- [Stated task]:
Copy the listing below line for line, changing nothing.

- [Entries shown]:
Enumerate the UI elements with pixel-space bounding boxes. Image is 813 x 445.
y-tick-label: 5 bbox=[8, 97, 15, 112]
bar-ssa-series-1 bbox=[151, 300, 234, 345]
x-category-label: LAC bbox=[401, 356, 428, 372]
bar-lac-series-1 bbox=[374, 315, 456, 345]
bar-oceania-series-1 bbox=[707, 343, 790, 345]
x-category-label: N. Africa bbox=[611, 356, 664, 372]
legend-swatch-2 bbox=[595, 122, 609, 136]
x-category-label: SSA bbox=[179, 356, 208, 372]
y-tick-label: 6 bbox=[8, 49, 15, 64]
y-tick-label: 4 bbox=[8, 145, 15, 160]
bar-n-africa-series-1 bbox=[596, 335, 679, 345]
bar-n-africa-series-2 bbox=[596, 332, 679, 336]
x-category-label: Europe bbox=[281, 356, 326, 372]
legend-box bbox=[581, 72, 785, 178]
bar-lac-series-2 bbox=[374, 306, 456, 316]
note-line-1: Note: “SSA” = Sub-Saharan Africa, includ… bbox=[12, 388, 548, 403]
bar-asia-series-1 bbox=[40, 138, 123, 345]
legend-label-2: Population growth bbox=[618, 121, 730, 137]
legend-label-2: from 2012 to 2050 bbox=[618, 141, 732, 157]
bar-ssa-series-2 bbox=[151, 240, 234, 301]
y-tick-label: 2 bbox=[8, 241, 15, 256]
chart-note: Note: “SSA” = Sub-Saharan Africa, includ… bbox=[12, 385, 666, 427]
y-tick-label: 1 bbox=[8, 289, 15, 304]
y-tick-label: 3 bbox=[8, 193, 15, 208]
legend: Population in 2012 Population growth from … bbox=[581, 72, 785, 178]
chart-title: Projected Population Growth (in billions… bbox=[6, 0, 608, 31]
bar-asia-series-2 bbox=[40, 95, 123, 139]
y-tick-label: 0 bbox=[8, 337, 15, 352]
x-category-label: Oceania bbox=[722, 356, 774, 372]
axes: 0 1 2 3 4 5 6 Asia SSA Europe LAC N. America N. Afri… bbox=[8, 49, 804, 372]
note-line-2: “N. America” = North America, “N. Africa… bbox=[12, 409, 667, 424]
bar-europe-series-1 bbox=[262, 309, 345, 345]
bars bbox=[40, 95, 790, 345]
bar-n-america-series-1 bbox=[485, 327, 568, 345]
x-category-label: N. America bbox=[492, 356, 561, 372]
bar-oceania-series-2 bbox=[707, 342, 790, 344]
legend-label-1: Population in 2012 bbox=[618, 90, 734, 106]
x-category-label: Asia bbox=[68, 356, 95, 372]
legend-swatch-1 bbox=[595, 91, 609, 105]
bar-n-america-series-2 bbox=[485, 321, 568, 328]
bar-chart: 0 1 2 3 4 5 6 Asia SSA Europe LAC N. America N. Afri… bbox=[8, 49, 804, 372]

- [Result for this exercise]:
Enumerate the UI elements with pixel-space bounding boxes. Image is 813 x 445.
y-tick-label: 5 bbox=[8, 97, 15, 112]
bar-ssa-series-1 bbox=[151, 300, 234, 345]
x-category-label: LAC bbox=[401, 356, 428, 372]
bar-lac-series-1 bbox=[374, 315, 456, 345]
bar-oceania-series-1 bbox=[707, 343, 790, 345]
x-category-label: N. Africa bbox=[611, 356, 664, 372]
legend-swatch-2 bbox=[595, 122, 609, 136]
x-category-label: SSA bbox=[179, 356, 208, 372]
y-tick-label: 6 bbox=[8, 49, 15, 64]
y-tick-label: 4 bbox=[8, 145, 15, 160]
bar-n-africa-series-1 bbox=[596, 335, 679, 345]
bar-n-africa-series-2 bbox=[596, 332, 679, 336]
x-category-label: Europe bbox=[281, 356, 326, 372]
legend-box bbox=[581, 72, 785, 178]
bar-lac-series-2 bbox=[374, 306, 456, 316]
note-line-1: Note: “SSA” = Sub-Saharan Africa, includ… bbox=[12, 388, 548, 403]
bar-asia-series-1 bbox=[40, 138, 123, 345]
legend-label-2: Population growth bbox=[618, 121, 730, 137]
legend-label-2: from 2012 to 2050 bbox=[618, 141, 732, 157]
bar-ssa-series-2 bbox=[151, 240, 234, 301]
y-tick-label: 2 bbox=[8, 241, 15, 256]
chart-note: Note: “SSA” = Sub-Saharan Africa, includ… bbox=[12, 385, 666, 427]
y-tick-label: 1 bbox=[8, 289, 15, 304]
y-tick-label: 3 bbox=[8, 193, 15, 208]
legend: Population in 2012 Population growth from … bbox=[581, 72, 785, 178]
chart-title: Projected Population Growth (in billions… bbox=[6, 0, 608, 31]
bar-asia-series-2 bbox=[40, 95, 123, 139]
y-tick-label: 0 bbox=[8, 337, 15, 352]
x-category-label: Oceania bbox=[722, 356, 774, 372]
axes: 0 1 2 3 4 5 6 Asia SSA Europe LAC N. America N. Afri… bbox=[8, 49, 804, 372]
note-line-2: “N. America” = North America, “N. Africa… bbox=[12, 409, 667, 424]
bar-europe-series-1 bbox=[262, 309, 345, 345]
bars bbox=[40, 95, 790, 345]
bar-n-america-series-1 bbox=[485, 327, 568, 345]
x-category-label: N. America bbox=[492, 356, 561, 372]
bar-oceania-series-2 bbox=[707, 342, 790, 344]
legend-label-1: Population in 2012 bbox=[618, 90, 734, 106]
x-category-label: Asia bbox=[68, 356, 95, 372]
legend-swatch-1 bbox=[595, 91, 609, 105]
bar-n-america-series-2 bbox=[485, 321, 568, 328]
bar-chart: 0 1 2 3 4 5 6 Asia SSA Europe LAC N. America N. Afri… bbox=[8, 49, 804, 372]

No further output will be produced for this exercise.